--- Begin Given records ---
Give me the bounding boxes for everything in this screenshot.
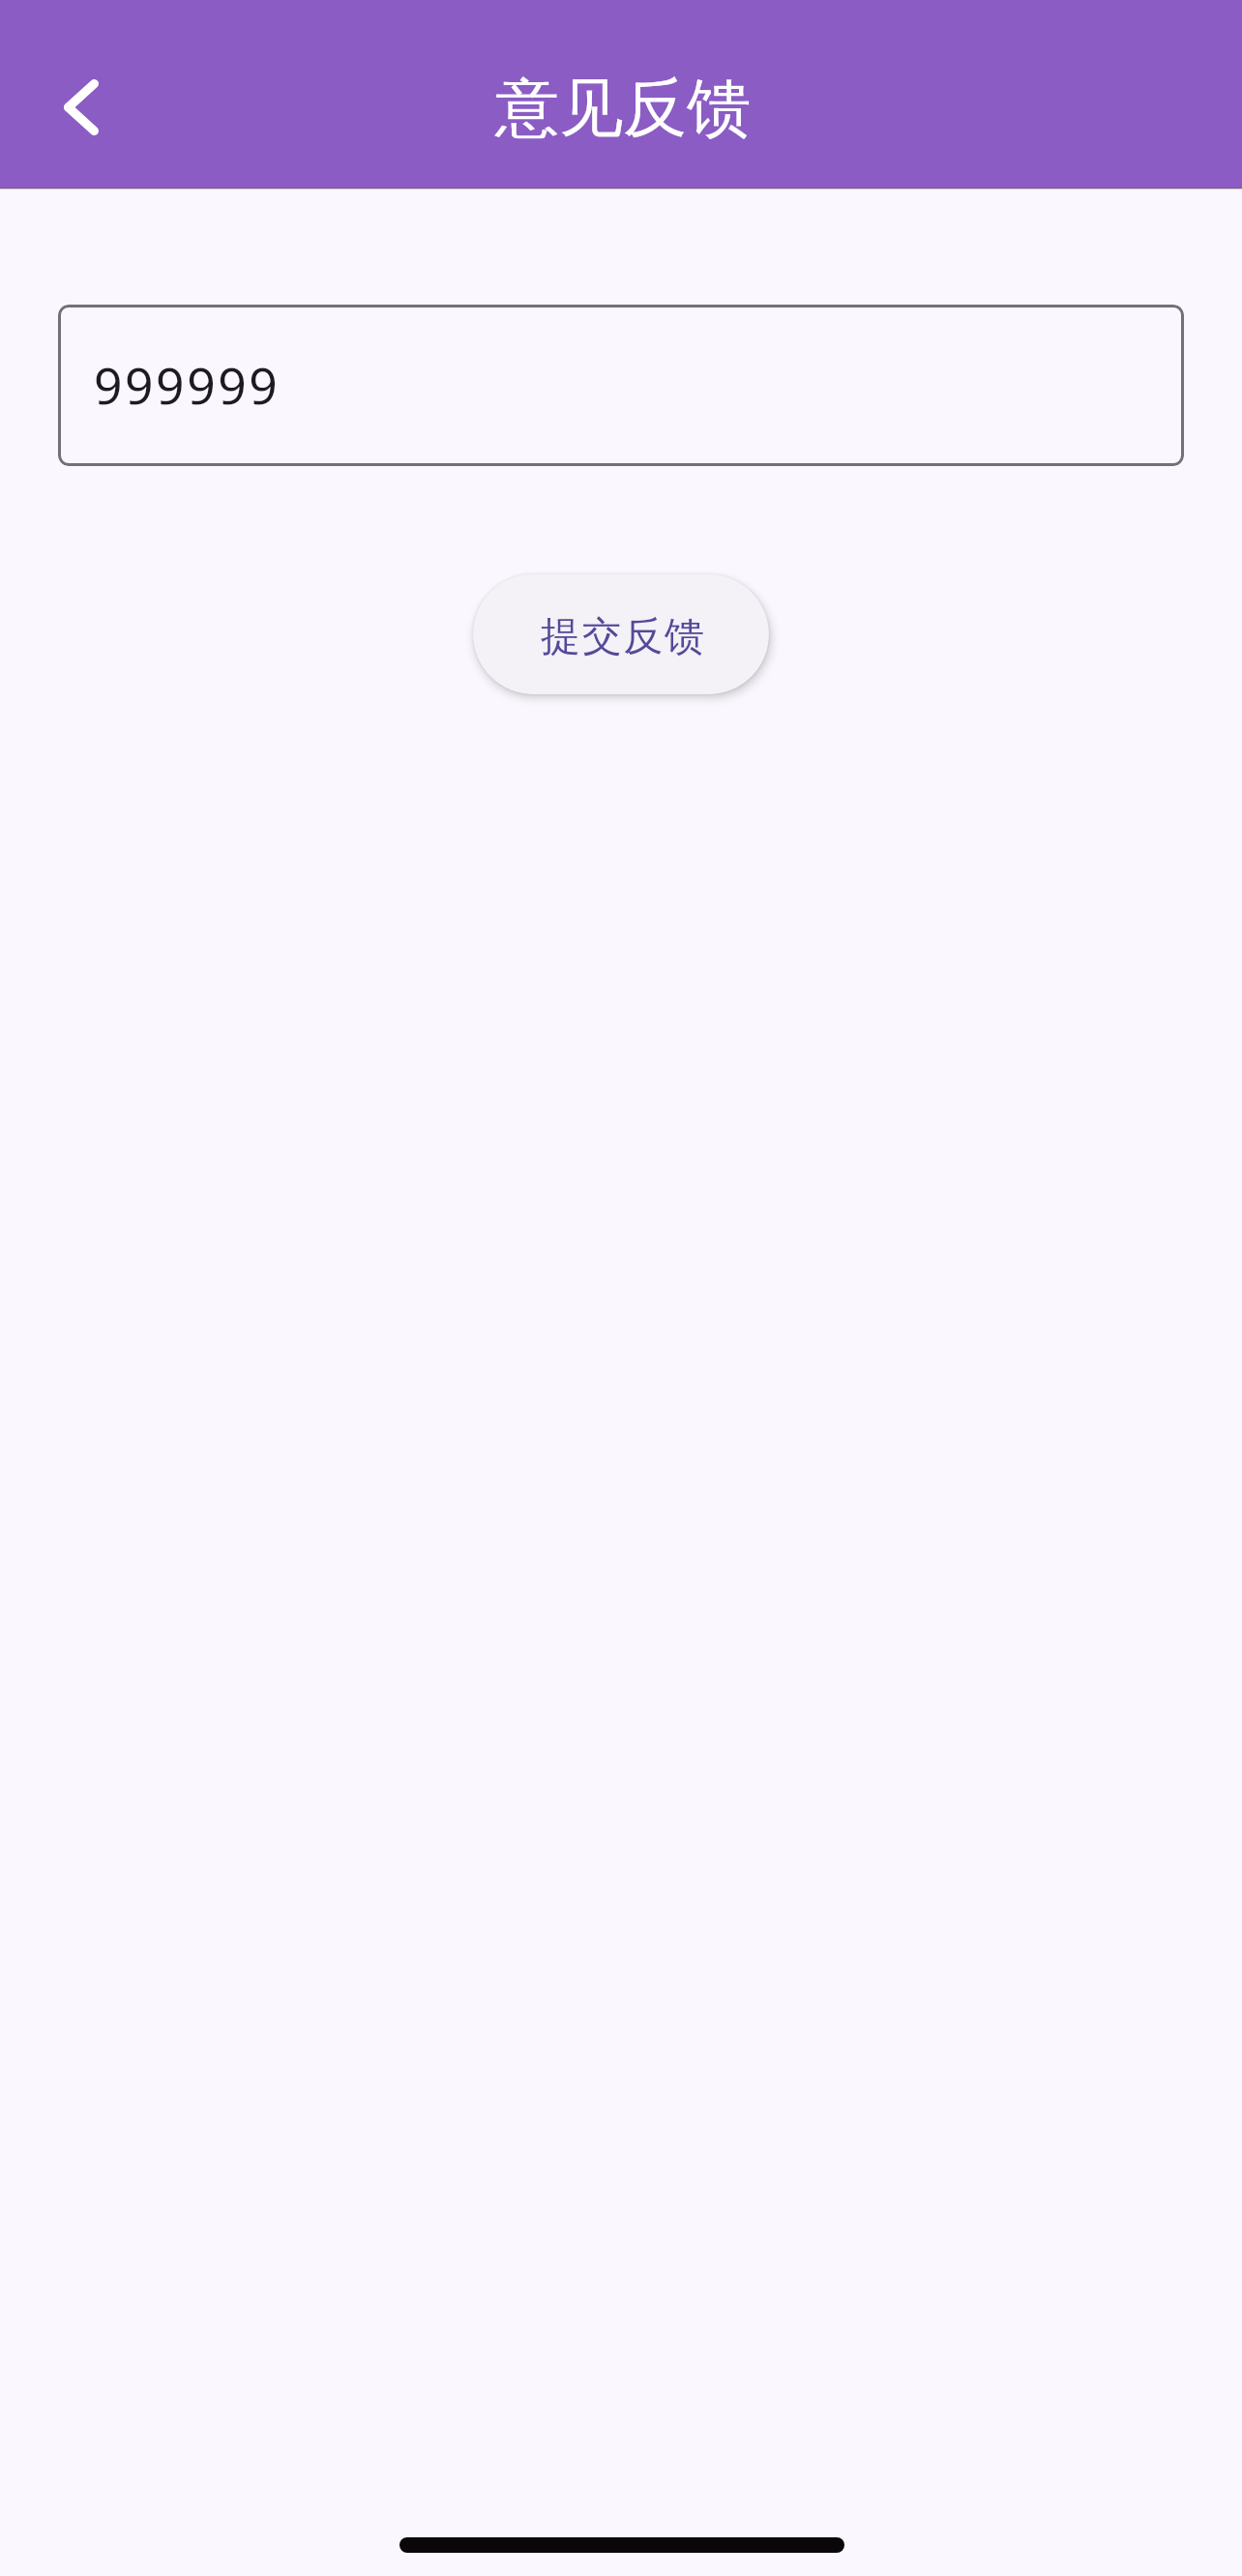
staticText: 提交反馈 [541, 612, 706, 662]
staticText: 999999 [94, 351, 281, 419]
button[interactable]: 999999 [58, 305, 1184, 466]
staticText: 意见反馈 [495, 68, 751, 148]
button[interactable]: 提交反馈 [473, 574, 769, 694]
button[interactable]: Back [35, 61, 128, 154]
--- End Given records ---
== Exercise instructions ==
Write out these lines again with "screenshot" replaced by "image", keeping everything else the same and omitting the pictures.

== Output of the task ==
Give me the bounding boxes for everything in this image.
staticText: 提交反馈 [541, 612, 706, 662]
staticText: 999999 [94, 351, 281, 419]
button[interactable]: 999999 [58, 305, 1184, 466]
staticText: 意见反馈 [495, 68, 751, 148]
button[interactable]: 提交反馈 [473, 574, 769, 694]
button[interactable]: Back [35, 61, 128, 154]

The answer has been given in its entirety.